* start *

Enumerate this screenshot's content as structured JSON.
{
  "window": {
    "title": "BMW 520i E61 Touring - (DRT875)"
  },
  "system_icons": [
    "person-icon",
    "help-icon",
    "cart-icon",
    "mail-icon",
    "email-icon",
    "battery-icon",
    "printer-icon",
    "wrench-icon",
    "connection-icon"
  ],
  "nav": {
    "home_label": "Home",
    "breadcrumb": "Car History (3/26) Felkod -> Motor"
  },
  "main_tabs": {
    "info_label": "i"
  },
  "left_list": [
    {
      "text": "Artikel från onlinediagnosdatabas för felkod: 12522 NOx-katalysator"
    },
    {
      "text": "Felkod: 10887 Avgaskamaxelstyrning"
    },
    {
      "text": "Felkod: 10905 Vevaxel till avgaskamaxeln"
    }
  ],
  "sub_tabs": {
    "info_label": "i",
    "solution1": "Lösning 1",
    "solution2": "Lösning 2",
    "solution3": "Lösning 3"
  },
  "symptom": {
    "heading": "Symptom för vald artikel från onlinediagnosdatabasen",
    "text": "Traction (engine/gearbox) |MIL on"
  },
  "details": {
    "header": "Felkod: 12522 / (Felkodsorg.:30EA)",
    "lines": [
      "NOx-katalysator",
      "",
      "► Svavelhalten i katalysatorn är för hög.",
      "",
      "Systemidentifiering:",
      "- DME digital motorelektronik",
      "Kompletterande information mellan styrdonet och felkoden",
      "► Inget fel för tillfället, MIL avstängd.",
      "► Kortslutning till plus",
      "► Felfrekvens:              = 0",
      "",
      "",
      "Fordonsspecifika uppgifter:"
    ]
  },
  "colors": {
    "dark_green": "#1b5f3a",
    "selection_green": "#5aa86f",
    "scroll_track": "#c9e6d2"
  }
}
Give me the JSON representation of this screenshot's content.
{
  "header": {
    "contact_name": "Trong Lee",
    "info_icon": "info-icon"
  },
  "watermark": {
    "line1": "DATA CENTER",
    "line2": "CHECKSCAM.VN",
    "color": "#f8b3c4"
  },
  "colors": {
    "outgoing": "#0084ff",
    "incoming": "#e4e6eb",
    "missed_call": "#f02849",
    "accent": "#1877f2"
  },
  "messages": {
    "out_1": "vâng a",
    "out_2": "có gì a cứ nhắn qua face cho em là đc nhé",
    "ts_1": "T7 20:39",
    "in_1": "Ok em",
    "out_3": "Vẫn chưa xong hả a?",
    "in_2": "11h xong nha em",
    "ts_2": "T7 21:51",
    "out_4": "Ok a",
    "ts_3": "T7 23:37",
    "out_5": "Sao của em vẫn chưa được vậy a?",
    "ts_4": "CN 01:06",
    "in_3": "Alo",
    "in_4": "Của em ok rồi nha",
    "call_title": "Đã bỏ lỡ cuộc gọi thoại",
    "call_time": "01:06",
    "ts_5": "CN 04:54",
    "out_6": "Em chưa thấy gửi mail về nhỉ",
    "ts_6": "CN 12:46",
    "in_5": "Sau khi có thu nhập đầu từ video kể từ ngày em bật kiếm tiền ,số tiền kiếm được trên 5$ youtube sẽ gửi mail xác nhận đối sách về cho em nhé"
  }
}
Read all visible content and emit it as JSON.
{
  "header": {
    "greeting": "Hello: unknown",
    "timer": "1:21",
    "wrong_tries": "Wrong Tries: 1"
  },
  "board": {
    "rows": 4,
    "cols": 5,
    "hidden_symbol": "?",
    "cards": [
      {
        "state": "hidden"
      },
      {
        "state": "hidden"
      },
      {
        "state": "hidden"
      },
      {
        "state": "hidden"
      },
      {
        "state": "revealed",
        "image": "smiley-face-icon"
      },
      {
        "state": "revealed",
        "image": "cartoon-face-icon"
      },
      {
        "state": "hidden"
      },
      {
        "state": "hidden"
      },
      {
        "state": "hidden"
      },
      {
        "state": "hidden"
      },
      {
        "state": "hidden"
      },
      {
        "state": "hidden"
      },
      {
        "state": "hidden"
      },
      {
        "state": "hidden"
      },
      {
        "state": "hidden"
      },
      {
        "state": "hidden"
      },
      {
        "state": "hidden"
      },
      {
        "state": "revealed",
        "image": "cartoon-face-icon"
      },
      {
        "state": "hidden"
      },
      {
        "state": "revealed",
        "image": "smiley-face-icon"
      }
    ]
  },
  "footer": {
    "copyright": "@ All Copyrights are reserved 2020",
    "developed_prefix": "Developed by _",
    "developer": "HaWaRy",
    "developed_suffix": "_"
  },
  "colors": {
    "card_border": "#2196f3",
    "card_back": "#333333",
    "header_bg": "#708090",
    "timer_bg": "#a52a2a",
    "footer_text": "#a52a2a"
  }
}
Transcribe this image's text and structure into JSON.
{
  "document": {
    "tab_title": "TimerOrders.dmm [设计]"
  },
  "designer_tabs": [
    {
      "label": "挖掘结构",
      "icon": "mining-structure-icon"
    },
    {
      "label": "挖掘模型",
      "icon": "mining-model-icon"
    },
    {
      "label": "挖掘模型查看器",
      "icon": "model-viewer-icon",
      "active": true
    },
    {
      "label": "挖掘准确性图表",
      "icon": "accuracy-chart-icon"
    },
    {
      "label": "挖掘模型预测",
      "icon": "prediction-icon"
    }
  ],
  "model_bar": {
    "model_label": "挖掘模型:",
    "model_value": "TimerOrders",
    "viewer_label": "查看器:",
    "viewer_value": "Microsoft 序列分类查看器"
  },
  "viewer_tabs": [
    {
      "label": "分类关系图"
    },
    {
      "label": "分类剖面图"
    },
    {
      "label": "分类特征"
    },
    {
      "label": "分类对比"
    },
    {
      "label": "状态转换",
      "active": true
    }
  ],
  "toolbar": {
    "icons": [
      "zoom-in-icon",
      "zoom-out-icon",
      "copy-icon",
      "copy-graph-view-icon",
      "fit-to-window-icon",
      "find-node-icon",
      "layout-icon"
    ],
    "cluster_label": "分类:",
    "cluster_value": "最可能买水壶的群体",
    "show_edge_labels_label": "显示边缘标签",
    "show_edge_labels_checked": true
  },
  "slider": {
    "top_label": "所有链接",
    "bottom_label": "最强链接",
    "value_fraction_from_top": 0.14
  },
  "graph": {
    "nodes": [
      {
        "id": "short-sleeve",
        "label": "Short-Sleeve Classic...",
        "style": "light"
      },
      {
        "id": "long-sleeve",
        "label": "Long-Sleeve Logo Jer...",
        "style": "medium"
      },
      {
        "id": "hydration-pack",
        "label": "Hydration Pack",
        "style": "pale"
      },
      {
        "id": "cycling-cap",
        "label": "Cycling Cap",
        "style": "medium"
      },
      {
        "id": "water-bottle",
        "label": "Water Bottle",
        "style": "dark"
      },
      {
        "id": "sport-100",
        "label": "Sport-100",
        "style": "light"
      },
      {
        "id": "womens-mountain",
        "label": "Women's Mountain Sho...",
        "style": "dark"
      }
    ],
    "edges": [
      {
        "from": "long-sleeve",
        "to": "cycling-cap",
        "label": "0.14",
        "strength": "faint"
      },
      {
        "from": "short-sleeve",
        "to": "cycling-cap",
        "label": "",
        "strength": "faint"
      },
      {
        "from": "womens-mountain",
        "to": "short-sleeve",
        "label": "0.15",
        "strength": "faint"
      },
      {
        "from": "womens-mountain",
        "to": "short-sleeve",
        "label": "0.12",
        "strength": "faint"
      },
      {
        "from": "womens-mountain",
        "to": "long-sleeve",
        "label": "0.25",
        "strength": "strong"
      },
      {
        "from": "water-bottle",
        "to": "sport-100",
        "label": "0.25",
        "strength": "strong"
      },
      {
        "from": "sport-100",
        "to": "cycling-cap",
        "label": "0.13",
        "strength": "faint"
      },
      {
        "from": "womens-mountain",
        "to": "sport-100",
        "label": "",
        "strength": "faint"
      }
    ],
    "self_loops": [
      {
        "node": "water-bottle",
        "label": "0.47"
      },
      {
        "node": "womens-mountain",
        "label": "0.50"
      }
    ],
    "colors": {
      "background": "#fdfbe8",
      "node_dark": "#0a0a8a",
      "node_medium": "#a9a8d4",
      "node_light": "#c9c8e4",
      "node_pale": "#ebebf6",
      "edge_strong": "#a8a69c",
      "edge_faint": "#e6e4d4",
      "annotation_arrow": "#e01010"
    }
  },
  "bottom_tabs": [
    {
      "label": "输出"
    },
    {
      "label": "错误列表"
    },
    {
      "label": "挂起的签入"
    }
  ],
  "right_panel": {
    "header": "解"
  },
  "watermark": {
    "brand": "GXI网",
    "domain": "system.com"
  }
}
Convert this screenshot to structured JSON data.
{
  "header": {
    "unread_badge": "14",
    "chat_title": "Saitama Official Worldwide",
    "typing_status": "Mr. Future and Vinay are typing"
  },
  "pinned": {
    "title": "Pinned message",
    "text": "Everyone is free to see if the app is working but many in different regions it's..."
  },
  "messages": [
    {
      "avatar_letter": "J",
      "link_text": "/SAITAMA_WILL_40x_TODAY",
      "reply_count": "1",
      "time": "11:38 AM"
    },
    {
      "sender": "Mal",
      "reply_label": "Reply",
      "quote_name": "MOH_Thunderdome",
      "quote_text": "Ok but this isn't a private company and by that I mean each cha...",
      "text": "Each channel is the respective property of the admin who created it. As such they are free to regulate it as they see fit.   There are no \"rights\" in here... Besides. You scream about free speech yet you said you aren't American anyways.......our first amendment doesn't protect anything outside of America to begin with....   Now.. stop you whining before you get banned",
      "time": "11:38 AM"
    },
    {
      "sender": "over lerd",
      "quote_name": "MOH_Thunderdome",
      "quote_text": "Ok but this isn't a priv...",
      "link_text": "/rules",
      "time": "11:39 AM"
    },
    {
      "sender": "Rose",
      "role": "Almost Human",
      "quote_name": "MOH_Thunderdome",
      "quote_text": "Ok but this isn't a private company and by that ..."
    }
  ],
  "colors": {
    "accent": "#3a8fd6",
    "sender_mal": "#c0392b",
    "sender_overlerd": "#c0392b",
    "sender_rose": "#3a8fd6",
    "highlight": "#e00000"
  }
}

* end *

Stated exercise: Using the listing above, show each line holding the string "Lösning".

Task answer:
    "solution1": "Lösning 1",
    "solution2": "Lösning 2",
    "solution3": "Lösning 3"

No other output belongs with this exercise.